■ Tasks for this exercise:
A) According to the forum post on namenode startup, which release is the author running?
B) Reproduce word for word everything in the forum post on namenode startup from "I stumbled upon" down to "I'm running CDH3b2.".

-- START OF Page extract --

|
|
-
Out of space preventing namenode startup
Patrick Marchwiak 2010-10-06, 20:56
While I was copying files to hdfs, the hadoop fs client started to report errors. Digging into the datanode logs revealed [1] that I had run out of space on one of my datanodes. The namenode (running on the same machine as the failed datanode) died with a fatal error [2] when this happened and the logs seem to indicate some kind of corruption. I am unable to start up my namenode now due to the current state of hdfs [3].
I stumbled upon HDFS-1378 which implies that manual editing of edit logs must be done to recover from this. How would one go about doing this? Are there any other options? Is this expected to happen when a datanode runs out of space during a copy? I'm not against wiping clean the data directories of each datanode and reformatting the namenode, if necessary.
One other part of this scenario that I can't explain is why data was being written to this node in the first place. This machine was not listed in the slaves file yet it was still being treated as a datanode. I realize now that the datanode daemon should not have been started on this machine but I would imagine that it would be ignored by the client if it was not in the configuration.
I'm running CDH3b2.

-- END OF Page extract --
-- START OF Dataset excerpt --

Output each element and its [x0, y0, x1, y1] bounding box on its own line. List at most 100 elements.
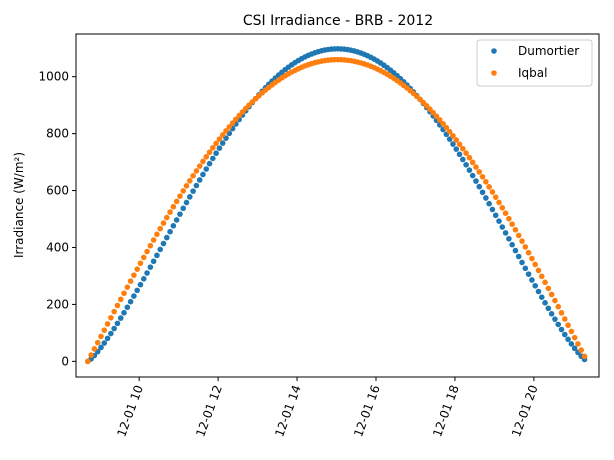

-- END OF Dataset excerpt --

■ Full answers:
A) CDH3b2

B)
I stumbled upon HDFS-1378 which implies that manual editing of edit logs must be done to recover from this. How would one go about doing this? Are there any other options? Is this expected to happen when a datanode runs out of space during a copy? I'm not against wiping clean the data directories of each datanode and reformatting the namenode, if necessary.
One other part of this scenario that I can't explain is why data was being written to this node in the first place. This machine was not listed in the slaves file yet it was still being treated as a datanode. I realize now that the datanode daemon should not have been started on this machine but I would imagine that it would be ignored by the client if it was not in the configuration.
I'm running CDH3b2.